REQUEST — Write out the full set of records exactly. Any pictures in them do not belong in the copy.

-- START RAW DATA --

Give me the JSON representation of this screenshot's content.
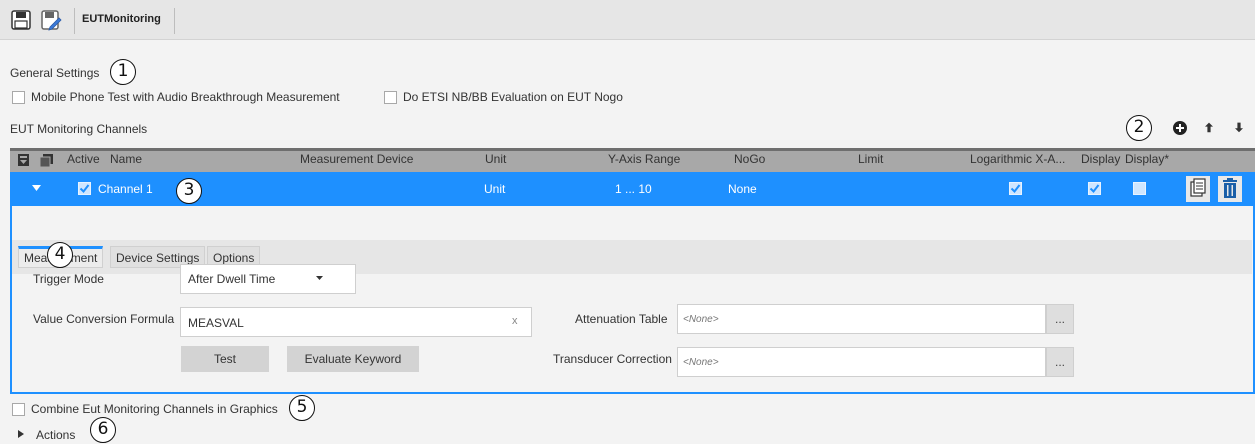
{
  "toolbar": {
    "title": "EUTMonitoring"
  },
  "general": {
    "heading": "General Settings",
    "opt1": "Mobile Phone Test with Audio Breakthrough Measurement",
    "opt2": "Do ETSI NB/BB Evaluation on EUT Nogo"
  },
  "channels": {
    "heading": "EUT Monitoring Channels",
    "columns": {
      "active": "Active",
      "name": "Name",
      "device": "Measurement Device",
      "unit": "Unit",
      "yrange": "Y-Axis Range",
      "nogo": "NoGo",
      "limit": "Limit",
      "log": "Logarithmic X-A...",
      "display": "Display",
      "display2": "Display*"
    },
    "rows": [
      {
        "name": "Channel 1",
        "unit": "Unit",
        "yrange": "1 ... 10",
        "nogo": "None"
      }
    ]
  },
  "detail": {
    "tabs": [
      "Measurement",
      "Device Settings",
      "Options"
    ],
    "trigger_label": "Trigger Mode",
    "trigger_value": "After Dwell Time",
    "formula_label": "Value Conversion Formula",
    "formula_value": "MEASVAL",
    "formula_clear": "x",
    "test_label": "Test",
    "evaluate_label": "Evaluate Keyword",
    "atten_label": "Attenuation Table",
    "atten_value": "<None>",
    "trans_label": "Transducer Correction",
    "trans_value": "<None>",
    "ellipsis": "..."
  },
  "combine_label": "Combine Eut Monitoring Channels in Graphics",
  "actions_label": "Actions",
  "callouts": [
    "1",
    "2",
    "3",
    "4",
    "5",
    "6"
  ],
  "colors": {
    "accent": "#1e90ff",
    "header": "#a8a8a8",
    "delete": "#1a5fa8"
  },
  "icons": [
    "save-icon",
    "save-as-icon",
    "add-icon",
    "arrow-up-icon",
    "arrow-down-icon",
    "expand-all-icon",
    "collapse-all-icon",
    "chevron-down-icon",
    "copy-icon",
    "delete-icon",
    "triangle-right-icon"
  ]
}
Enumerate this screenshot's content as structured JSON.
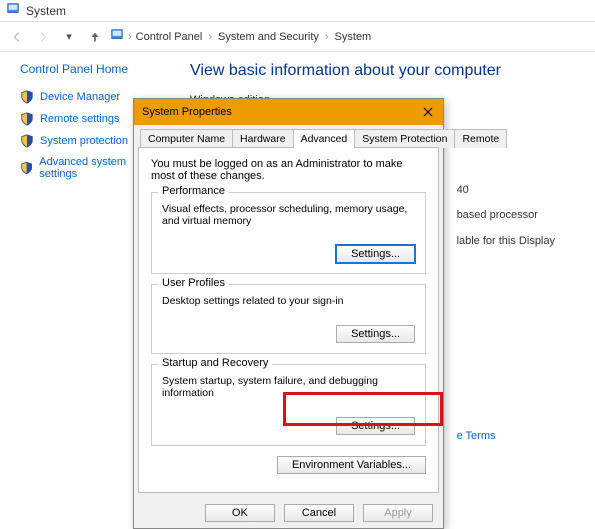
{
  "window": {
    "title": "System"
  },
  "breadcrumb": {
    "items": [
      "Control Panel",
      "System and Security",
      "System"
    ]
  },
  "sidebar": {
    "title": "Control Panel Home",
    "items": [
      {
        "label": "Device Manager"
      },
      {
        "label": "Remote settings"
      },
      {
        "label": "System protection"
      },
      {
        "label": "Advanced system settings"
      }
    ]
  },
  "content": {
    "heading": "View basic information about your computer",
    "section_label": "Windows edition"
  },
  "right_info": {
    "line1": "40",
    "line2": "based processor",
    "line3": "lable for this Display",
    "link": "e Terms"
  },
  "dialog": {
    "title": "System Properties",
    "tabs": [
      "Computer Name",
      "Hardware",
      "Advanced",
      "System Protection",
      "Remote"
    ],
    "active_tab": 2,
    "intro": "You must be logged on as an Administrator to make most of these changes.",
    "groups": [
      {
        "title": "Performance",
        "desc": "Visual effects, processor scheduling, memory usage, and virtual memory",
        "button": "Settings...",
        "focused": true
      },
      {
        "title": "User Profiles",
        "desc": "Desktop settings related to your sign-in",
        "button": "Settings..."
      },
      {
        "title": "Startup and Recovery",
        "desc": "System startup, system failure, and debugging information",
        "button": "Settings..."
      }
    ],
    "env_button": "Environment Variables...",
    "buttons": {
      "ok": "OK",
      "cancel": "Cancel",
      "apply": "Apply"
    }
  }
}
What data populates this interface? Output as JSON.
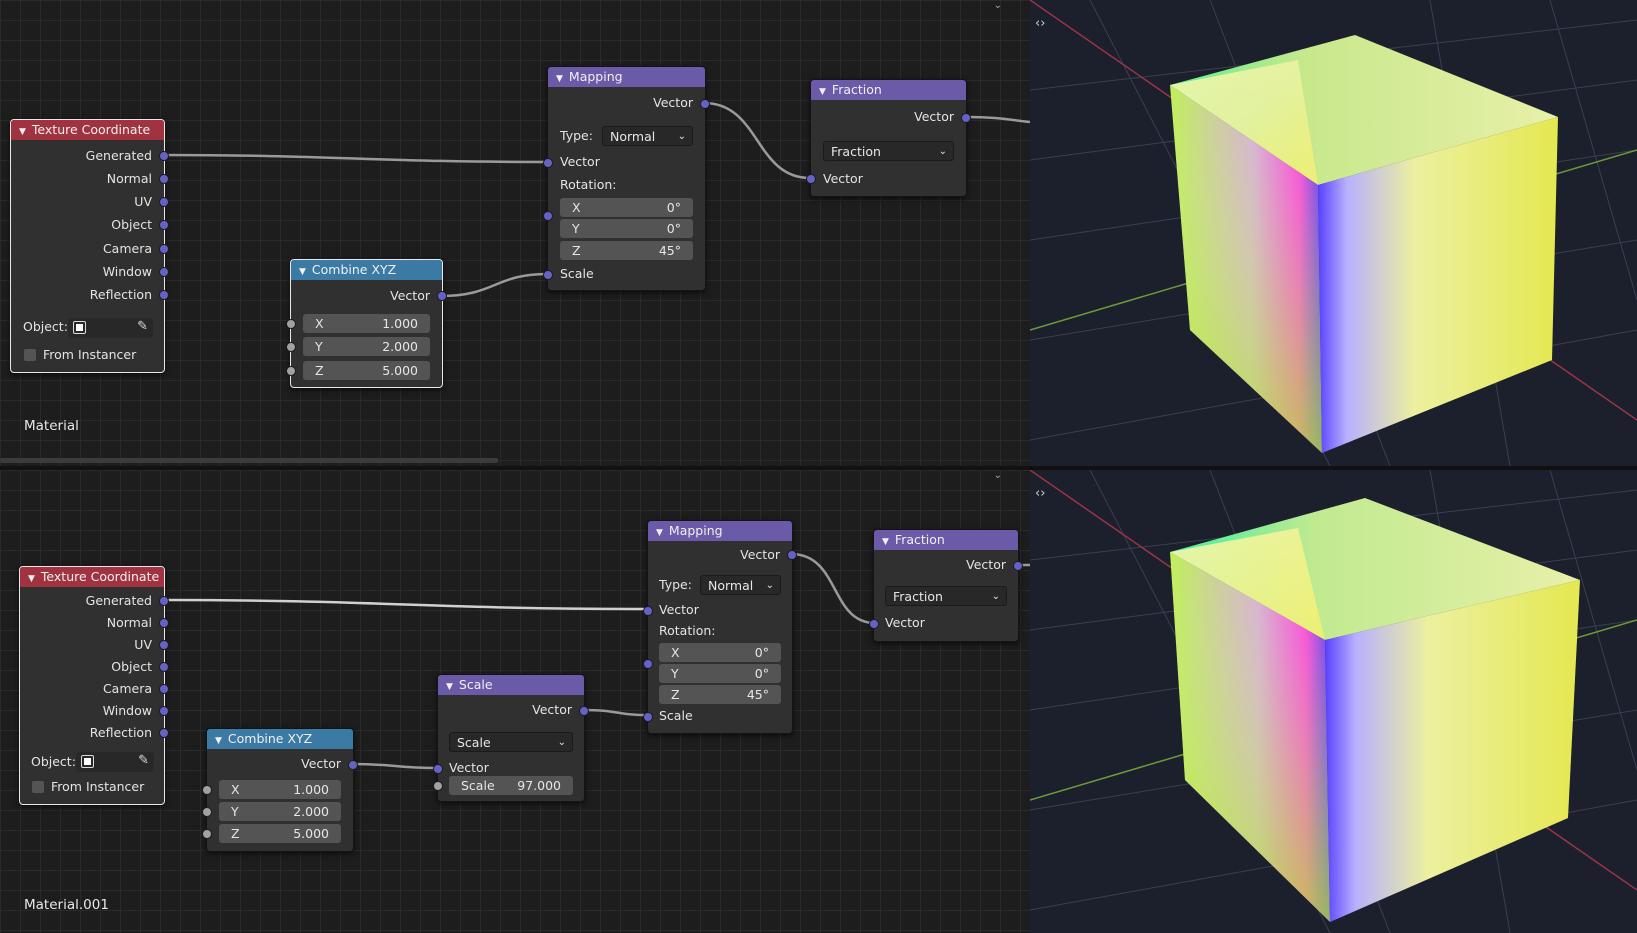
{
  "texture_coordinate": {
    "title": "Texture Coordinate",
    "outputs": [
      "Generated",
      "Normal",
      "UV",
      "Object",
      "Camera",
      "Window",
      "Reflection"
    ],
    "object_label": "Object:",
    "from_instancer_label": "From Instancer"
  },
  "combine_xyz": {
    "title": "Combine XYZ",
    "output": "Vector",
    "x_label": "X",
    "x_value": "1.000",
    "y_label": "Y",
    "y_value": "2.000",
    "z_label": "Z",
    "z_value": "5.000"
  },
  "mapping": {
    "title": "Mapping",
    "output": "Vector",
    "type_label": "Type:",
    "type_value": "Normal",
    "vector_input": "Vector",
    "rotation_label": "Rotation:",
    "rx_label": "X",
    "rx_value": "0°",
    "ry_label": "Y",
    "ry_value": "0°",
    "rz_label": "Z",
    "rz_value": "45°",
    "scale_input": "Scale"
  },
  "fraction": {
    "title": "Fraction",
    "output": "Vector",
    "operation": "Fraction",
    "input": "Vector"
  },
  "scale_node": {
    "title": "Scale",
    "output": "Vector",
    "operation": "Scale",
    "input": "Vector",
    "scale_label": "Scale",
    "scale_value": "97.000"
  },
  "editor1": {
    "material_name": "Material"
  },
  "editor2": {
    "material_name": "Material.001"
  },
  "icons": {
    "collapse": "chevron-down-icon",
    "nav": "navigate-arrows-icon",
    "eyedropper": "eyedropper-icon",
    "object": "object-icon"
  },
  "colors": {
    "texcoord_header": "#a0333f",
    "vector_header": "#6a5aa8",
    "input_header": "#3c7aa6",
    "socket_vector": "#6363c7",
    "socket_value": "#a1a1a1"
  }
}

-- END RAW DATA --

EXERCISE RESPONSE —
Give me the JSON representation of this screenshot's content.
{
  "toolbar": {
    "title": "EUTMonitoring"
  },
  "general": {
    "heading": "General Settings",
    "opt1": "Mobile Phone Test with Audio Breakthrough Measurement",
    "opt2": "Do ETSI NB/BB Evaluation on EUT Nogo"
  },
  "channels": {
    "heading": "EUT Monitoring Channels",
    "columns": {
      "active": "Active",
      "name": "Name",
      "device": "Measurement Device",
      "unit": "Unit",
      "yrange": "Y-Axis Range",
      "nogo": "NoGo",
      "limit": "Limit",
      "log": "Logarithmic X-A...",
      "display": "Display",
      "display2": "Display*"
    },
    "rows": [
      {
        "name": "Channel 1",
        "unit": "Unit",
        "yrange": "1 ... 10",
        "nogo": "None"
      }
    ]
  },
  "detail": {
    "tabs": [
      "Measurement",
      "Device Settings",
      "Options"
    ],
    "trigger_label": "Trigger Mode",
    "trigger_value": "After Dwell Time",
    "formula_label": "Value Conversion Formula",
    "formula_value": "MEASVAL",
    "formula_clear": "x",
    "test_label": "Test",
    "evaluate_label": "Evaluate Keyword",
    "atten_label": "Attenuation Table",
    "atten_value": "<None>",
    "trans_label": "Transducer Correction",
    "trans_value": "<None>",
    "ellipsis": "..."
  },
  "combine_label": "Combine Eut Monitoring Channels in Graphics",
  "actions_label": "Actions",
  "callouts": [
    "1",
    "2",
    "3",
    "4",
    "5",
    "6"
  ],
  "colors": {
    "accent": "#1e90ff",
    "header": "#a8a8a8",
    "delete": "#1a5fa8"
  },
  "icons": [
    "save-icon",
    "save-as-icon",
    "add-icon",
    "arrow-up-icon",
    "arrow-down-icon",
    "expand-all-icon",
    "collapse-all-icon",
    "chevron-down-icon",
    "copy-icon",
    "delete-icon",
    "triangle-right-icon"
  ]
}
Enumerate this screenshot's content as structured JSON.
{
  "window": {
    "title": "System"
  },
  "breadcrumb": {
    "items": [
      "Control Panel",
      "System and Security",
      "System"
    ]
  },
  "sidebar": {
    "title": "Control Panel Home",
    "items": [
      {
        "label": "Device Manager"
      },
      {
        "label": "Remote settings"
      },
      {
        "label": "System protection"
      },
      {
        "label": "Advanced system settings"
      }
    ]
  },
  "content": {
    "heading": "View basic information about your computer",
    "section_label": "Windows edition"
  },
  "right_info": {
    "line1": "40",
    "line2": "based processor",
    "line3": "lable for this Display",
    "link": "e Terms"
  },
  "dialog": {
    "title": "System Properties",
    "tabs": [
      "Computer Name",
      "Hardware",
      "Advanced",
      "System Protection",
      "Remote"
    ],
    "active_tab": 2,
    "intro": "You must be logged on as an Administrator to make most of these changes.",
    "groups": [
      {
        "title": "Performance",
        "desc": "Visual effects, processor scheduling, memory usage, and virtual memory",
        "button": "Settings...",
        "focused": true
      },
      {
        "title": "User Profiles",
        "desc": "Desktop settings related to your sign-in",
        "button": "Settings..."
      },
      {
        "title": "Startup and Recovery",
        "desc": "System startup, system failure, and debugging information",
        "button": "Settings..."
      }
    ],
    "env_button": "Environment Variables...",
    "buttons": {
      "ok": "OK",
      "cancel": "Cancel",
      "apply": "Apply"
    }
  }
}
What data populates this interface? Output as JSON.
{
  "texture_coordinate": {
    "title": "Texture Coordinate",
    "outputs": [
      "Generated",
      "Normal",
      "UV",
      "Object",
      "Camera",
      "Window",
      "Reflection"
    ],
    "object_label": "Object:",
    "from_instancer_label": "From Instancer"
  },
  "combine_xyz": {
    "title": "Combine XYZ",
    "output": "Vector",
    "x_label": "X",
    "x_value": "1.000",
    "y_label": "Y",
    "y_value": "2.000",
    "z_label": "Z",
    "z_value": "5.000"
  },
  "mapping": {
    "title": "Mapping",
    "output": "Vector",
    "type_label": "Type:",
    "type_value": "Normal",
    "vector_input": "Vector",
    "rotation_label": "Rotation:",
    "rx_label": "X",
    "rx_value": "0°",
    "ry_label": "Y",
    "ry_value": "0°",
    "rz_label": "Z",
    "rz_value": "45°",
    "scale_input": "Scale"
  },
  "fraction": {
    "title": "Fraction",
    "output": "Vector",
    "operation": "Fraction",
    "input": "Vector"
  },
  "scale_node": {
    "title": "Scale",
    "output": "Vector",
    "operation": "Scale",
    "input": "Vector",
    "scale_label": "Scale",
    "scale_value": "97.000"
  },
  "editor1": {
    "material_name": "Material"
  },
  "editor2": {
    "material_name": "Material.001"
  },
  "icons": {
    "collapse": "chevron-down-icon",
    "nav": "navigate-arrows-icon",
    "eyedropper": "eyedropper-icon",
    "object": "object-icon"
  },
  "colors": {
    "texcoord_header": "#a0333f",
    "vector_header": "#6a5aa8",
    "input_header": "#3c7aa6",
    "socket_vector": "#6363c7",
    "socket_value": "#a1a1a1"
  }
}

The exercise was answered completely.